Task:
Return, word for word, every line that follows.

** BEGIN Records for the task **

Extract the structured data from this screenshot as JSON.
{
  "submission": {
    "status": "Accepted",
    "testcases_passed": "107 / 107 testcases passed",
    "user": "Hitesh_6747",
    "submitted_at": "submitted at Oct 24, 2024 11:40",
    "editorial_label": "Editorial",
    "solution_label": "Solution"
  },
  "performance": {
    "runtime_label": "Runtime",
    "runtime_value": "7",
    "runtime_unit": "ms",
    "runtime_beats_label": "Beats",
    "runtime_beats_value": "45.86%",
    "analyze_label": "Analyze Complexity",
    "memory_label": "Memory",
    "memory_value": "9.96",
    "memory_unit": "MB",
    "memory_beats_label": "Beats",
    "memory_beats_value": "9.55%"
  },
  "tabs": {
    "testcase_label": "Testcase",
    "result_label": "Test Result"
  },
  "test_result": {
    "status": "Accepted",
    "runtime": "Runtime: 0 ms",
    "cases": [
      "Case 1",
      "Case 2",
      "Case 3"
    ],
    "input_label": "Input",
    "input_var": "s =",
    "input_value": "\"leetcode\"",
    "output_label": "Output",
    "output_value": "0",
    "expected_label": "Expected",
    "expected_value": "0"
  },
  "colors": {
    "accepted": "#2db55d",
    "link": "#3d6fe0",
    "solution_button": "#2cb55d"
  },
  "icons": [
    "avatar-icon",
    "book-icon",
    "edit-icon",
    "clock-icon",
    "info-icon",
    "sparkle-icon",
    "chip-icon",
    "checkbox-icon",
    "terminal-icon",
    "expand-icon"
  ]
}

** END Records for the task **

The response:
Extract the structured data from this screenshot as JSON.
{
  "submission": {
    "status": "Accepted",
    "testcases_passed": "107 / 107 testcases passed",
    "user": "Hitesh_6747",
    "submitted_at": "submitted at Oct 24, 2024 11:40",
    "editorial_label": "Editorial",
    "solution_label": "Solution"
  },
  "performance": {
    "runtime_label": "Runtime",
    "runtime_value": "7",
    "runtime_unit": "ms",
    "runtime_beats_label": "Beats",
    "runtime_beats_value": "45.86%",
    "analyze_label": "Analyze Complexity",
    "memory_label": "Memory",
    "memory_value": "9.96",
    "memory_unit": "MB",
    "memory_beats_label": "Beats",
    "memory_beats_value": "9.55%"
  },
  "tabs": {
    "testcase_label": "Testcase",
    "result_label": "Test Result"
  },
  "test_result": {
    "status": "Accepted",
    "runtime": "Runtime: 0 ms",
    "cases": [
      "Case 1",
      "Case 2",
      "Case 3"
    ],
    "input_label": "Input",
    "input_var": "s =",
    "input_value": "\"leetcode\"",
    "output_label": "Output",
    "output_value": "0",
    "expected_label": "Expected",
    "expected_value": "0"
  },
  "colors": {
    "accepted": "#2db55d",
    "link": "#3d6fe0",
    "solution_button": "#2cb55d"
  },
  "icons": [
    "avatar-icon",
    "book-icon",
    "edit-icon",
    "clock-icon",
    "info-icon",
    "sparkle-icon",
    "chip-icon",
    "checkbox-icon",
    "terminal-icon",
    "expand-icon"
  ]
}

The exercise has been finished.